STATED EXERCISE - Decide whether each statement, (a) through (c), agrees with the file-upload security text. Answer yes or no for each, quoting the deciding words from the text. (a) Static scanners usually catch zip-slip because the traversal sits in the application code. (b) The fix for zip-slip checks each entry's resolved path against the extraction directory before writing. (c) The text names six distinct surfaces on gapbench.

ZIP-SLIP, UNRESTRICTED UPLOAD, SVG XXE
File upload features attract attacks the way light attracts moths. Zip-slip is path traversal in archive extraction. Unrestricted upload accepts arbitrary content types. SVG XXE turns image upload into XML attack. AI codegen reproduces all three because the safe pattern is longer than the unsafe one.
The scenario referenced below runs on gapbench.vibe-eval.com — a public security benchmark we operate.
File I/O is dangerous, AI codegen makes it more so
The pattern across this whole family: AI generates the happy-path file-handling code. The happy path is unsafe by default in nearly every language and library. The mitigations are specific, varied, and not part of the AI’s natural output.
Six distinct surfaces, all on gapbench, all worth handling separately:
Zip-slip
const zip = new AdmZip(uploadPath)
zip.extractAllTo(extractDir, true)
AdmZip.extractAllTo (and many similar libraries) extract entries by their internal paths. If an entry is named ../../../etc/cron.d/evil, that’s where it gets written. The traversal is in the archive, not in your code, so static scanners often miss it.
The fix: validate every entry’s resolved path stays within the extraction directory before writing.
const safe = path.resolve(extractDir, entry.entryName)

(Rows from a layout dataset)
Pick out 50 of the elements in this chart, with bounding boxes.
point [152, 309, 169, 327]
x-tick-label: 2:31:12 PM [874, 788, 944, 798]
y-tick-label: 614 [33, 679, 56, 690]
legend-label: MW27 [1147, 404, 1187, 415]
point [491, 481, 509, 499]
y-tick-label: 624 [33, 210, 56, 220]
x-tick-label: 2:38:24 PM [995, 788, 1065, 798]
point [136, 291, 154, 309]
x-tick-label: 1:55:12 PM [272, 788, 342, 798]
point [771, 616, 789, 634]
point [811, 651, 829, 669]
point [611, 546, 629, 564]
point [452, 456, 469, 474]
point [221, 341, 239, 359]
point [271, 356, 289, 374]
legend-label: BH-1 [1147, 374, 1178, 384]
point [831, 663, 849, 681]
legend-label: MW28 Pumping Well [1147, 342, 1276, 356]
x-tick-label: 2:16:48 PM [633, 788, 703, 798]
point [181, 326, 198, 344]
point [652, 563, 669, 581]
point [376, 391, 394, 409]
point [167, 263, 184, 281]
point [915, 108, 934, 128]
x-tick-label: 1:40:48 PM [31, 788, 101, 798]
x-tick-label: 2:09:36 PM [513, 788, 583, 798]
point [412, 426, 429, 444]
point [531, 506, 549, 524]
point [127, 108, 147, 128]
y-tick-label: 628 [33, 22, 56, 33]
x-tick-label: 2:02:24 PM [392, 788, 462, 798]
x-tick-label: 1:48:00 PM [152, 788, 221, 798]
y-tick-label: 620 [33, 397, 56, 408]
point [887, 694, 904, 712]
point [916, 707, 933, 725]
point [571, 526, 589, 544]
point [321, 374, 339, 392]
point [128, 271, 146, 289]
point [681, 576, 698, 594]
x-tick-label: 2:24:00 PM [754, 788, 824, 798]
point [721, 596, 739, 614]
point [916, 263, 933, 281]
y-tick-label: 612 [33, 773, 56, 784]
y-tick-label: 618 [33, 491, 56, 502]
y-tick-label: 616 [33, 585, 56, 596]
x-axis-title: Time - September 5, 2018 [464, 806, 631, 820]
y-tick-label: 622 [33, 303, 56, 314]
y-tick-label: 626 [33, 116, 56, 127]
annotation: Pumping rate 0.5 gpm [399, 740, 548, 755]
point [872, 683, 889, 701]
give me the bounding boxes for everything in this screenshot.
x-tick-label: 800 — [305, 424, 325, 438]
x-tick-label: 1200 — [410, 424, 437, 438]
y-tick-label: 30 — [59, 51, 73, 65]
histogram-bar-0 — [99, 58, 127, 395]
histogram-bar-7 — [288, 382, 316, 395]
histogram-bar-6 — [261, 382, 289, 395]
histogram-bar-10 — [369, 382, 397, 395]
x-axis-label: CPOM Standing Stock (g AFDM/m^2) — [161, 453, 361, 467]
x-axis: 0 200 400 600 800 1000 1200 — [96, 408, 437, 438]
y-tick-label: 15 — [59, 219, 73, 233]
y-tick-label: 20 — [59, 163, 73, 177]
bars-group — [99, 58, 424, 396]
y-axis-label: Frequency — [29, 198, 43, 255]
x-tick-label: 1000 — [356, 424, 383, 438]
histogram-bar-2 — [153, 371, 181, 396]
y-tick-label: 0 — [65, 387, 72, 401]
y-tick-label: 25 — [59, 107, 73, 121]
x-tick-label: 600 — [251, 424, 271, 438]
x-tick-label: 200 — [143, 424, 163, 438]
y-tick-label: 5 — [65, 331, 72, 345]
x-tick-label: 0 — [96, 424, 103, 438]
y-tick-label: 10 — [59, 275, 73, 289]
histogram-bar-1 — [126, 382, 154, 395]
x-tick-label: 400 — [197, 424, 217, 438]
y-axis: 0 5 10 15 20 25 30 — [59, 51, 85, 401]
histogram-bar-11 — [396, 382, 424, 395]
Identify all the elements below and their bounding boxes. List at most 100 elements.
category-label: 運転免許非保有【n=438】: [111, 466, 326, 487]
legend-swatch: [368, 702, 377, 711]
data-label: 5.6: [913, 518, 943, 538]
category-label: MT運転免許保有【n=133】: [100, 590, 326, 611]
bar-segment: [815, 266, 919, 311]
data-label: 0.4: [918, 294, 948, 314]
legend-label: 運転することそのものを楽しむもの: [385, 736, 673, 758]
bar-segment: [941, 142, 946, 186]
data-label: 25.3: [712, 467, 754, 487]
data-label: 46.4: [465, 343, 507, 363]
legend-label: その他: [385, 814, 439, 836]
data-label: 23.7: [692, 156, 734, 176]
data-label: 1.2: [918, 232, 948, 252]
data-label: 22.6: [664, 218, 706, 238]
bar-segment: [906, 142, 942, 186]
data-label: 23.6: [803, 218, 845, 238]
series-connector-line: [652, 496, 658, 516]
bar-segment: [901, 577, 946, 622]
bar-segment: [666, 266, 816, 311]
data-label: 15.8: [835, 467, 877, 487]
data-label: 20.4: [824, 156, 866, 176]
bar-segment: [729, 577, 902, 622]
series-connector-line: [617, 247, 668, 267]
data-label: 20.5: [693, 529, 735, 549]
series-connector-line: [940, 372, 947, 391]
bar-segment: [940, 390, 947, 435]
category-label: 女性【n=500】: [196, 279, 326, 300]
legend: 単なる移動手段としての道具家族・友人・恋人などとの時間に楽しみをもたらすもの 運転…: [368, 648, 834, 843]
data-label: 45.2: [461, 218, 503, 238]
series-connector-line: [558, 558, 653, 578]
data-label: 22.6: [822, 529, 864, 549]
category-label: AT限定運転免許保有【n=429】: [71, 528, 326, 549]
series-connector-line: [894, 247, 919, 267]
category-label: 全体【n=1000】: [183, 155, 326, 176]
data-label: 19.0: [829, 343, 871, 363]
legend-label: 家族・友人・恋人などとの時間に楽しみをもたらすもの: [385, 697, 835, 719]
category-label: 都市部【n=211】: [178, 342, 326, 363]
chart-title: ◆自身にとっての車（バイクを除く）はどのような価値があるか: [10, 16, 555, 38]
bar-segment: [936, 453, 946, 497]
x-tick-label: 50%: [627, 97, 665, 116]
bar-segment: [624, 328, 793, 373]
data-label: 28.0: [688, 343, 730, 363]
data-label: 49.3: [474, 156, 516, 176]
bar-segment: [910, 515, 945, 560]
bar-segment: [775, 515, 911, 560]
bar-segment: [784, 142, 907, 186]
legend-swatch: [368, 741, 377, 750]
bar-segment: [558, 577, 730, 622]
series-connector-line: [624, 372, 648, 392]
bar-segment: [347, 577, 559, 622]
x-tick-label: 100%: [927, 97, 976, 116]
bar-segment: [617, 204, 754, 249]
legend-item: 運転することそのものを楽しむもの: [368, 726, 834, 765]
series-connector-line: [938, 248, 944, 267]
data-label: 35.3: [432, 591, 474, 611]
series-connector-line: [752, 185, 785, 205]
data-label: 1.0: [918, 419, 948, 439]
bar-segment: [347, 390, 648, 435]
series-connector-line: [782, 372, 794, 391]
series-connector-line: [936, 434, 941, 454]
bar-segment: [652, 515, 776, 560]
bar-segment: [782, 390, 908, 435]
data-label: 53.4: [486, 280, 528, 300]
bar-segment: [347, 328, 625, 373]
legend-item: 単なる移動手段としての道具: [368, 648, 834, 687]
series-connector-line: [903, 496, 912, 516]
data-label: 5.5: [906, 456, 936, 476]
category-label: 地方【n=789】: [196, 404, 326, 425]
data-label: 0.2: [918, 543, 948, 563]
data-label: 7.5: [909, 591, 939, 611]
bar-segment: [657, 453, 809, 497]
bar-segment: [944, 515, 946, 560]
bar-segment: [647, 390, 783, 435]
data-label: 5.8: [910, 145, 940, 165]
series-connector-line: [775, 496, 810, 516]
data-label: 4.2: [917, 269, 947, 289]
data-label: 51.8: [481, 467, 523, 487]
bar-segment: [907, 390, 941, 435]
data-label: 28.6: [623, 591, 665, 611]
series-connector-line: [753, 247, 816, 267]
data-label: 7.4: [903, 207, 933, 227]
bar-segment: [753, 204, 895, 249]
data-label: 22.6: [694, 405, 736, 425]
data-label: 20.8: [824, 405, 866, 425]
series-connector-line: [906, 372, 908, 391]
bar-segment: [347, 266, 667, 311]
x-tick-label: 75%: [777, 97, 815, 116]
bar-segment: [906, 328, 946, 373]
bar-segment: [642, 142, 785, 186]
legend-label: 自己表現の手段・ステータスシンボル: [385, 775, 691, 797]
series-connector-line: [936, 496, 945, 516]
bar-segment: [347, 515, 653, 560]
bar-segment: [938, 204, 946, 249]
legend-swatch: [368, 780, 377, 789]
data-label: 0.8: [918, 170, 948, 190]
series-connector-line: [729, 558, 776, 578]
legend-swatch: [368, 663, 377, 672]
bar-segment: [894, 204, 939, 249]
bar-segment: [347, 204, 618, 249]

FINAL ANSWER -
(a) No: "The traversal is in the archive, not in your code, so static scanners often miss it."
(b) Yes: "validate every entry’s resolved path stays within the extraction directory before writing."
(c) Yes: "Six distinct surfaces, all on gapbench, all worth handling separately"